## WHAT YOU NEED TO DO
Transcribe all of the material exactly. Any picture in it should be left out.

(Dataset entries on figures)
========

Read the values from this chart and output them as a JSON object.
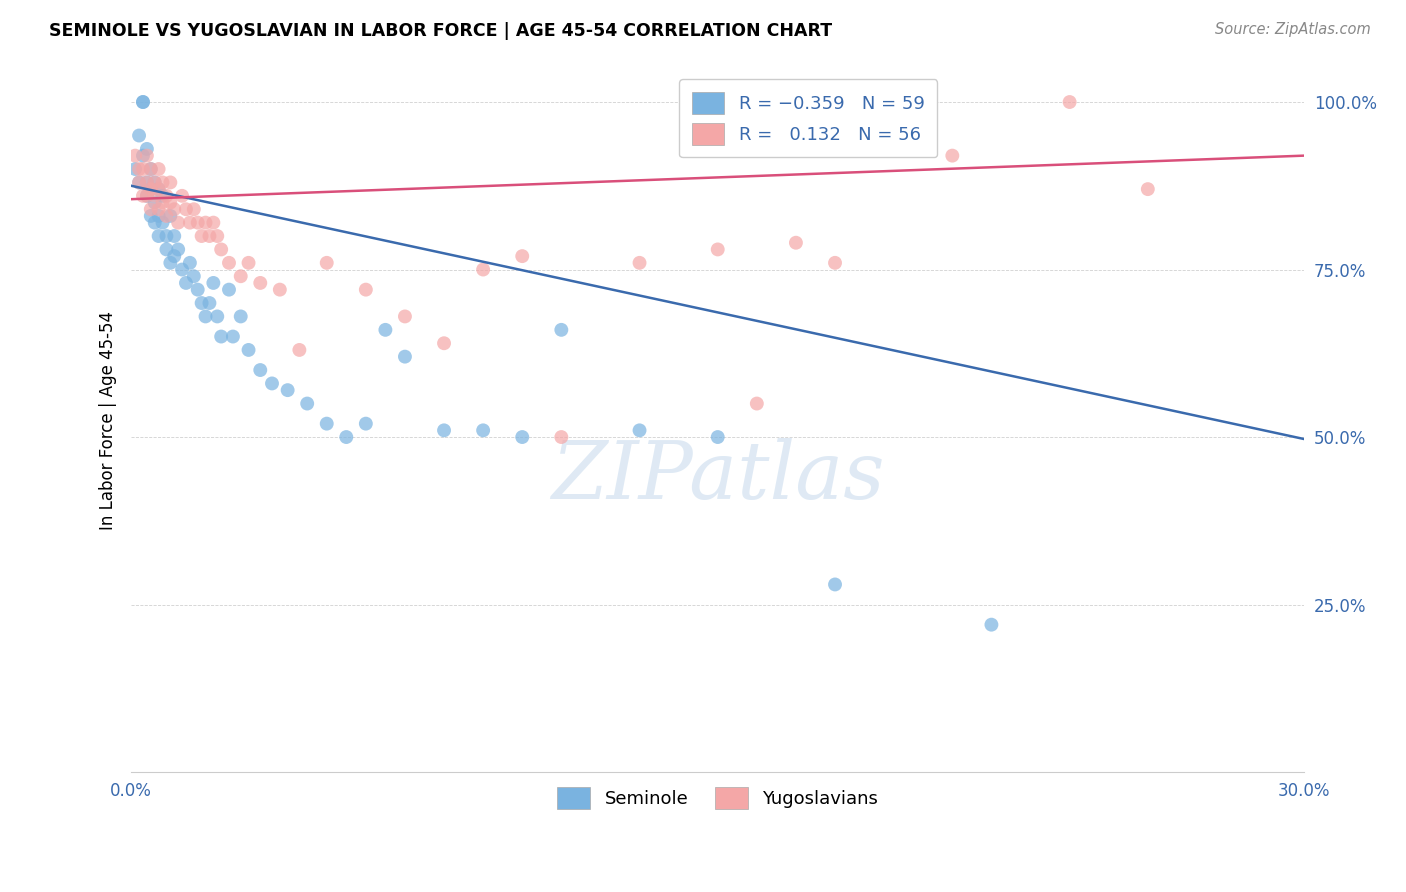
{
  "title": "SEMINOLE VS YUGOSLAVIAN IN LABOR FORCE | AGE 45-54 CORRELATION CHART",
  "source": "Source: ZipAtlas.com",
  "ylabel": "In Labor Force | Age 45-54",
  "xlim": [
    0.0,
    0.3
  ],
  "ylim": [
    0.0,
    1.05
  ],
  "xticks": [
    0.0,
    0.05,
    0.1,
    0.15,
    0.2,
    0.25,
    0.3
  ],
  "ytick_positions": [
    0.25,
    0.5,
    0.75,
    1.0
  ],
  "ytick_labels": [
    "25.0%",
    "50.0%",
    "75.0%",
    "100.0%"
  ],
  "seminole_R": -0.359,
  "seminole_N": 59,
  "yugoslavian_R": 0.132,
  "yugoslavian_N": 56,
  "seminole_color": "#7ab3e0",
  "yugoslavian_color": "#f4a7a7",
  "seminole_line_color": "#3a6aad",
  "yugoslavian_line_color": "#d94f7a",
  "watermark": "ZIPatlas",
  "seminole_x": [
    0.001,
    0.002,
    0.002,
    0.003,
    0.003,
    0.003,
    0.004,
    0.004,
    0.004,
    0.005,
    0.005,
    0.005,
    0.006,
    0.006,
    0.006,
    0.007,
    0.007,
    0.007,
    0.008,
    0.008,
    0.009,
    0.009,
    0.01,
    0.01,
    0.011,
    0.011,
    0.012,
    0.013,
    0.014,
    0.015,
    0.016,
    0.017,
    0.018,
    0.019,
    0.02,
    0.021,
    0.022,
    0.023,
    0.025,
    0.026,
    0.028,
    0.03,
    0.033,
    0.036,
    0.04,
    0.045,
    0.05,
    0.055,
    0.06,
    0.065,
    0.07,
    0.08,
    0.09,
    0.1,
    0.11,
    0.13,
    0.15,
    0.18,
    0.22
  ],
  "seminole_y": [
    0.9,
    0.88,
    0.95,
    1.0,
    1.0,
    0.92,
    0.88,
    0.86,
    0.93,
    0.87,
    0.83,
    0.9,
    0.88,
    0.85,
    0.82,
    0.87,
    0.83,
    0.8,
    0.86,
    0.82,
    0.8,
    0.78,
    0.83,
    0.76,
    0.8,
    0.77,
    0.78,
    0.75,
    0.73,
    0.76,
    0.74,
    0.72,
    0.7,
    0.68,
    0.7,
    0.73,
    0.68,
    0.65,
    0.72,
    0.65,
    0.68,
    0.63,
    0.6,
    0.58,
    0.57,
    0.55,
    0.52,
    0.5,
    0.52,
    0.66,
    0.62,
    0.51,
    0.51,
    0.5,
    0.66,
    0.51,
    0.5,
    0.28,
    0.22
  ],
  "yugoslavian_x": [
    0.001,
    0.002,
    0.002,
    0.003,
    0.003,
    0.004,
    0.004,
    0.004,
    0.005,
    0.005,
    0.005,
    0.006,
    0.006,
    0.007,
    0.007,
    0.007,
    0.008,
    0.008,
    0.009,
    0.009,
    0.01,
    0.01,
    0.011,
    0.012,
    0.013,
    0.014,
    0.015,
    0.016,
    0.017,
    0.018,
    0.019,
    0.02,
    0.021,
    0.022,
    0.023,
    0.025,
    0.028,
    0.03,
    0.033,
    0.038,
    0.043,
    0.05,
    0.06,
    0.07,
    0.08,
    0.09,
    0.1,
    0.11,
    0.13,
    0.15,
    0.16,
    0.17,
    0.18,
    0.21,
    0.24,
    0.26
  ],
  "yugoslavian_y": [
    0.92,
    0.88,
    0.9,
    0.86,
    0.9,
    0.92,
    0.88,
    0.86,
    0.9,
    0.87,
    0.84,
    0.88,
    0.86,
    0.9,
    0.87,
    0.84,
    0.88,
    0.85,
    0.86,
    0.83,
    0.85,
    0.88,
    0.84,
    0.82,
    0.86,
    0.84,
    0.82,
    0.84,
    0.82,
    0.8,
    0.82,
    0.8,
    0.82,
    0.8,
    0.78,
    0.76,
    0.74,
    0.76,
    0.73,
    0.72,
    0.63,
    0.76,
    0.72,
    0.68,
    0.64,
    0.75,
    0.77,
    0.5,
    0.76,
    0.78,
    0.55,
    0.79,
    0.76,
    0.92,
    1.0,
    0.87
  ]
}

========

## OUTPUT OF THE TASK
Read the values from this chart and output them as a JSON object.
{
  "title": "SEMINOLE VS YUGOSLAVIAN IN LABOR FORCE | AGE 45-54 CORRELATION CHART",
  "source": "Source: ZipAtlas.com",
  "ylabel": "In Labor Force | Age 45-54",
  "xlim": [
    0.0,
    0.3
  ],
  "ylim": [
    0.0,
    1.05
  ],
  "xticks": [
    0.0,
    0.05,
    0.1,
    0.15,
    0.2,
    0.25,
    0.3
  ],
  "ytick_positions": [
    0.25,
    0.5,
    0.75,
    1.0
  ],
  "ytick_labels": [
    "25.0%",
    "50.0%",
    "75.0%",
    "100.0%"
  ],
  "seminole_R": -0.359,
  "seminole_N": 59,
  "yugoslavian_R": 0.132,
  "yugoslavian_N": 56,
  "seminole_color": "#7ab3e0",
  "yugoslavian_color": "#f4a7a7",
  "seminole_line_color": "#3a6aad",
  "yugoslavian_line_color": "#d94f7a",
  "watermark": "ZIPatlas",
  "seminole_x": [
    0.001,
    0.002,
    0.002,
    0.003,
    0.003,
    0.003,
    0.004,
    0.004,
    0.004,
    0.005,
    0.005,
    0.005,
    0.006,
    0.006,
    0.006,
    0.007,
    0.007,
    0.007,
    0.008,
    0.008,
    0.009,
    0.009,
    0.01,
    0.01,
    0.011,
    0.011,
    0.012,
    0.013,
    0.014,
    0.015,
    0.016,
    0.017,
    0.018,
    0.019,
    0.02,
    0.021,
    0.022,
    0.023,
    0.025,
    0.026,
    0.028,
    0.03,
    0.033,
    0.036,
    0.04,
    0.045,
    0.05,
    0.055,
    0.06,
    0.065,
    0.07,
    0.08,
    0.09,
    0.1,
    0.11,
    0.13,
    0.15,
    0.18,
    0.22
  ],
  "seminole_y": [
    0.9,
    0.88,
    0.95,
    1.0,
    1.0,
    0.92,
    0.88,
    0.86,
    0.93,
    0.87,
    0.83,
    0.9,
    0.88,
    0.85,
    0.82,
    0.87,
    0.83,
    0.8,
    0.86,
    0.82,
    0.8,
    0.78,
    0.83,
    0.76,
    0.8,
    0.77,
    0.78,
    0.75,
    0.73,
    0.76,
    0.74,
    0.72,
    0.7,
    0.68,
    0.7,
    0.73,
    0.68,
    0.65,
    0.72,
    0.65,
    0.68,
    0.63,
    0.6,
    0.58,
    0.57,
    0.55,
    0.52,
    0.5,
    0.52,
    0.66,
    0.62,
    0.51,
    0.51,
    0.5,
    0.66,
    0.51,
    0.5,
    0.28,
    0.22
  ],
  "yugoslavian_x": [
    0.001,
    0.002,
    0.002,
    0.003,
    0.003,
    0.004,
    0.004,
    0.004,
    0.005,
    0.005,
    0.005,
    0.006,
    0.006,
    0.007,
    0.007,
    0.007,
    0.008,
    0.008,
    0.009,
    0.009,
    0.01,
    0.01,
    0.011,
    0.012,
    0.013,
    0.014,
    0.015,
    0.016,
    0.017,
    0.018,
    0.019,
    0.02,
    0.021,
    0.022,
    0.023,
    0.025,
    0.028,
    0.03,
    0.033,
    0.038,
    0.043,
    0.05,
    0.06,
    0.07,
    0.08,
    0.09,
    0.1,
    0.11,
    0.13,
    0.15,
    0.16,
    0.17,
    0.18,
    0.21,
    0.24,
    0.26
  ],
  "yugoslavian_y": [
    0.92,
    0.88,
    0.9,
    0.86,
    0.9,
    0.92,
    0.88,
    0.86,
    0.9,
    0.87,
    0.84,
    0.88,
    0.86,
    0.9,
    0.87,
    0.84,
    0.88,
    0.85,
    0.86,
    0.83,
    0.85,
    0.88,
    0.84,
    0.82,
    0.86,
    0.84,
    0.82,
    0.84,
    0.82,
    0.8,
    0.82,
    0.8,
    0.82,
    0.8,
    0.78,
    0.76,
    0.74,
    0.76,
    0.73,
    0.72,
    0.63,
    0.76,
    0.72,
    0.68,
    0.64,
    0.75,
    0.77,
    0.5,
    0.76,
    0.78,
    0.55,
    0.79,
    0.76,
    0.92,
    1.0,
    0.87
  ]
}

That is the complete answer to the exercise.